_Exercise details_
Go through the data below. List every line that holds the word "this".
== == ==
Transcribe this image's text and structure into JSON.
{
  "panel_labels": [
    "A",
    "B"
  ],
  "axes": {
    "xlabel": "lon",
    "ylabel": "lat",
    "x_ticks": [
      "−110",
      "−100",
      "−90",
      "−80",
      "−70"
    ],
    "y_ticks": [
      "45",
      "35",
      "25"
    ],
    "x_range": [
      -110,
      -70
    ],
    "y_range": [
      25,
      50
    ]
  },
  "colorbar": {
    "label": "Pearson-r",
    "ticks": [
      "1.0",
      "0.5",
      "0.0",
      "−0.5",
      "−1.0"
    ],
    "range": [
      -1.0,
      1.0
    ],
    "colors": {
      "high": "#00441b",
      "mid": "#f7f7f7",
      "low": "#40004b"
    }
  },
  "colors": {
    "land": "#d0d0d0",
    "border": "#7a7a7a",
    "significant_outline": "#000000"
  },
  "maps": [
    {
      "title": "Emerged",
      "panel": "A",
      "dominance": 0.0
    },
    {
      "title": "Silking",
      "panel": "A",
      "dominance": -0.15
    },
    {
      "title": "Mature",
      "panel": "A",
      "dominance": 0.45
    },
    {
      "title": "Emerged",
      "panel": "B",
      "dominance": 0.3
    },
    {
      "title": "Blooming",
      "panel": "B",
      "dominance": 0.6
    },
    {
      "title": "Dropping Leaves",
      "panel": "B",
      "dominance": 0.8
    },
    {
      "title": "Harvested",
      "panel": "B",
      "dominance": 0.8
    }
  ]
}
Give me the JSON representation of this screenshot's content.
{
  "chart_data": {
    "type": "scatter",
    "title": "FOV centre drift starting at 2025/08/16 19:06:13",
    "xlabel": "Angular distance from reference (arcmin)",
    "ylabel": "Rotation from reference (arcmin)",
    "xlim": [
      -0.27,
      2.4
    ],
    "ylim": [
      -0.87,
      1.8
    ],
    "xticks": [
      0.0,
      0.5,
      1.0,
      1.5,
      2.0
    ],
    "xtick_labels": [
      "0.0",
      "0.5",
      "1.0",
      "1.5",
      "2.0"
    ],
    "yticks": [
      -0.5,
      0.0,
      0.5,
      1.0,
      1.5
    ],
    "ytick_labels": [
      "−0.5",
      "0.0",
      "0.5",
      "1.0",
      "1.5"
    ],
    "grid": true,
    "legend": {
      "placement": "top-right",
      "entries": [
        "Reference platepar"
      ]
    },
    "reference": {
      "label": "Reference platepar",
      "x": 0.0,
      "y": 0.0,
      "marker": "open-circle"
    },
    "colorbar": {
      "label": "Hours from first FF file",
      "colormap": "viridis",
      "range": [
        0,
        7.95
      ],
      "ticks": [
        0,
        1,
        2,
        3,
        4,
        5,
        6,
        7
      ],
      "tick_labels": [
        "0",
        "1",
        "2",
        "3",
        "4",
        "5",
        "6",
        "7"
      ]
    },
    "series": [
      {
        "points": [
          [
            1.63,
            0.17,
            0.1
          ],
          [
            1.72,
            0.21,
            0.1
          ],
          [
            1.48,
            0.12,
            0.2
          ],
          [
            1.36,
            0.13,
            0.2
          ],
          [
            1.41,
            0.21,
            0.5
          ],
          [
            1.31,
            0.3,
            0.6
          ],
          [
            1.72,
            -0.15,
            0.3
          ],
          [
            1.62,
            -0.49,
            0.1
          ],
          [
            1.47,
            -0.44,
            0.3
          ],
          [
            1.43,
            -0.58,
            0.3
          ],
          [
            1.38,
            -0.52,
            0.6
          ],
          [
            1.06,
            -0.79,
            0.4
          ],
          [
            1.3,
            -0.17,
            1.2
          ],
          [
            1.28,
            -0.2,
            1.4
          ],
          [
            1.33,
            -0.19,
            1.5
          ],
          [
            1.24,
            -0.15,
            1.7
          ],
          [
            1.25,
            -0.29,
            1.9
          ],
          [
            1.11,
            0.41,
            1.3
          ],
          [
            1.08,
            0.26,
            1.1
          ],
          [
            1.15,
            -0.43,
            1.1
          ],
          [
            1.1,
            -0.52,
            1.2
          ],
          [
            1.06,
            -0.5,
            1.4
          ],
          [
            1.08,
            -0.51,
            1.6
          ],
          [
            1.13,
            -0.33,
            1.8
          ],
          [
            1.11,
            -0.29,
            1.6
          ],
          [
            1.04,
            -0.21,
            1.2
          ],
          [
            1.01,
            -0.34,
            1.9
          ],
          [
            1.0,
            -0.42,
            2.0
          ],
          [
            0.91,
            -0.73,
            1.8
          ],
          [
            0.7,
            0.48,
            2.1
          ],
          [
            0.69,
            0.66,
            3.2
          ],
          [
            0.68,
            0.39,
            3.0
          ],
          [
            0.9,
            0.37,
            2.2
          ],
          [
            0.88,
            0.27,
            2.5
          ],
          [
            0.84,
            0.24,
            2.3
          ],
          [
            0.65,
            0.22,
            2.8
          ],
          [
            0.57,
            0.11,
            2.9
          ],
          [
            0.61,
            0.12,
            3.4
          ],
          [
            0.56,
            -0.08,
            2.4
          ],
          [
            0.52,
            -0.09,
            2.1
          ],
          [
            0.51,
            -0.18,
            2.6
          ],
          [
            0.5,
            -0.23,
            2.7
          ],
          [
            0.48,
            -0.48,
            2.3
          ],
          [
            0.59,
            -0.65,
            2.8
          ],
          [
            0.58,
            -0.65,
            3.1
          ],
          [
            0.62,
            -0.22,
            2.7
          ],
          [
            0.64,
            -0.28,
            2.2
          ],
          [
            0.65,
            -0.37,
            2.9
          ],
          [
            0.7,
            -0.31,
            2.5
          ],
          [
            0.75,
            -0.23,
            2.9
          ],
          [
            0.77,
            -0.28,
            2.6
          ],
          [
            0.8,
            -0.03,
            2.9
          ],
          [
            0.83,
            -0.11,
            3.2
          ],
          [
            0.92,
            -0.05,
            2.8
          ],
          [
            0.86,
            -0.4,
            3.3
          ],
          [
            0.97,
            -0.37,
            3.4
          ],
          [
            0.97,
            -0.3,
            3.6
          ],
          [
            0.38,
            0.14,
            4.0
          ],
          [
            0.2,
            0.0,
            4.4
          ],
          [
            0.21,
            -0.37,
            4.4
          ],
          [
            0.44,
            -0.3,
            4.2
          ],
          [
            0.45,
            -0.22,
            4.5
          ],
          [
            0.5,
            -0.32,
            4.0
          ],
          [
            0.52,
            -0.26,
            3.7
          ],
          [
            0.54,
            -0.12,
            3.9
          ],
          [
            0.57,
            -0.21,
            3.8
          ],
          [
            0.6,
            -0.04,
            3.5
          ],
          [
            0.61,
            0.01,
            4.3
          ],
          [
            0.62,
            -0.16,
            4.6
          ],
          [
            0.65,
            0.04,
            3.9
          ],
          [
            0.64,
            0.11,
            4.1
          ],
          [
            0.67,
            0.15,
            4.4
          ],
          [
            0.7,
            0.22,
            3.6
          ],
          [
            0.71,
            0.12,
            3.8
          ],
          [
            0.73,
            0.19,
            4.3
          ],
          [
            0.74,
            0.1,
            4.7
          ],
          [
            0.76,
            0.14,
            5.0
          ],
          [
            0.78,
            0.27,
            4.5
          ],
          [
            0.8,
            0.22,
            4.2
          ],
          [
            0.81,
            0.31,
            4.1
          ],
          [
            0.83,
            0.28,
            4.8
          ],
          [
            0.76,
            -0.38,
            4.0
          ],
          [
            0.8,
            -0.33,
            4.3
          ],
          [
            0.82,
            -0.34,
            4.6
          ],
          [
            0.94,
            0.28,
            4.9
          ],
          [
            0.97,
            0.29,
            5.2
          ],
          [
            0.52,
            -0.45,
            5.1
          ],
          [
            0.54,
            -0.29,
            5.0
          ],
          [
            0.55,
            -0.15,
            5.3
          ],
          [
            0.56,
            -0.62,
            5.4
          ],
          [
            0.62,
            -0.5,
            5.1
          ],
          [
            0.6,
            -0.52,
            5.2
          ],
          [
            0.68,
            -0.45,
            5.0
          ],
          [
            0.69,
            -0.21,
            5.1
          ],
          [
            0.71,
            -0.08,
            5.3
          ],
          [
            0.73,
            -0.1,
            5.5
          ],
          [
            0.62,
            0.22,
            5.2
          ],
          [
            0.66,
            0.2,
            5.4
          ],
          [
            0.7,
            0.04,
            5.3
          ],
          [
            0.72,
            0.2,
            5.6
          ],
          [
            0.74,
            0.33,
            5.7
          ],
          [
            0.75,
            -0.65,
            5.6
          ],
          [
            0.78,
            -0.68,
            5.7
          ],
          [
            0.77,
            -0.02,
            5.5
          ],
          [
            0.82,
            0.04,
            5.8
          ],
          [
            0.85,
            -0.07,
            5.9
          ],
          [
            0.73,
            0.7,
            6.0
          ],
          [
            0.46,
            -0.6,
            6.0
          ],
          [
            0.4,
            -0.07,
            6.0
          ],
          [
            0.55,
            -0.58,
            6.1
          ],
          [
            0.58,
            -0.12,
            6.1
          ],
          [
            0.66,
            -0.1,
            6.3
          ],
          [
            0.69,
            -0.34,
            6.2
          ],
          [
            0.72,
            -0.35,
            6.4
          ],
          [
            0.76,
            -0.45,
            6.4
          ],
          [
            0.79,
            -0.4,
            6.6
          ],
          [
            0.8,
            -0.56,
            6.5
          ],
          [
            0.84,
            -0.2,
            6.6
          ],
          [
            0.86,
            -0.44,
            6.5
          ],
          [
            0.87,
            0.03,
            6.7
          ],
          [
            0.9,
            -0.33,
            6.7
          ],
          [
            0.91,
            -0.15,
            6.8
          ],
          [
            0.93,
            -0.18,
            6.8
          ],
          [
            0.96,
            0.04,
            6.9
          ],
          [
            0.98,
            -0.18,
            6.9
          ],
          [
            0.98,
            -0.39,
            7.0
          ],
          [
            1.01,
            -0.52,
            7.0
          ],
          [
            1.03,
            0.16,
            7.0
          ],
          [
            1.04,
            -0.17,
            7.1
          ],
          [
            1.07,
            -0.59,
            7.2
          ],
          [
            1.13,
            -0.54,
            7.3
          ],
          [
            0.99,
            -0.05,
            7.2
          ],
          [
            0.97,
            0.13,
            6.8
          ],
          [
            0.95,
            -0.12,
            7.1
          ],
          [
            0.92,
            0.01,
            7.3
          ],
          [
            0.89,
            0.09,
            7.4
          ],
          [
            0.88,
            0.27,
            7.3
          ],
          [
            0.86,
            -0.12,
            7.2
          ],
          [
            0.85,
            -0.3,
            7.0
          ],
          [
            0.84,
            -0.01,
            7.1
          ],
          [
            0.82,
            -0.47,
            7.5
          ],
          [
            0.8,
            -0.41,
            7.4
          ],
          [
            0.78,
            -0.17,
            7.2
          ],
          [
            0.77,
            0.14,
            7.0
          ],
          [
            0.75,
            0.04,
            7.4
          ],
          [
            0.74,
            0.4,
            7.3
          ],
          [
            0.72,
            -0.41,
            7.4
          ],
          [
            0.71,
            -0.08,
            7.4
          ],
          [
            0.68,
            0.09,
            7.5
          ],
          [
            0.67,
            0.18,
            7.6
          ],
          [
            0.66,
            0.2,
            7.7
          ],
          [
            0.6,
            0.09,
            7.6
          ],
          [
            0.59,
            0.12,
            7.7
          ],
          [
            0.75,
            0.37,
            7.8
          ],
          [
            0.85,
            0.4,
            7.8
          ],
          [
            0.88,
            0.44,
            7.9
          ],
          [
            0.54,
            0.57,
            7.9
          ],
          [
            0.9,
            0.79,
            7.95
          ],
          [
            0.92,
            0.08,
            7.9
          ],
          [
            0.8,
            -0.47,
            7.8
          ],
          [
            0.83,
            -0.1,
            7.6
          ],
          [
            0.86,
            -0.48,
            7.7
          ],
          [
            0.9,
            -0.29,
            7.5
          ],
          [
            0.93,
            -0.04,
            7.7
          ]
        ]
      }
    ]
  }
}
== == ==
_Response_
Transcribe this image's text and structure into JSON.
Give me the JSON representation of this screenshot's content.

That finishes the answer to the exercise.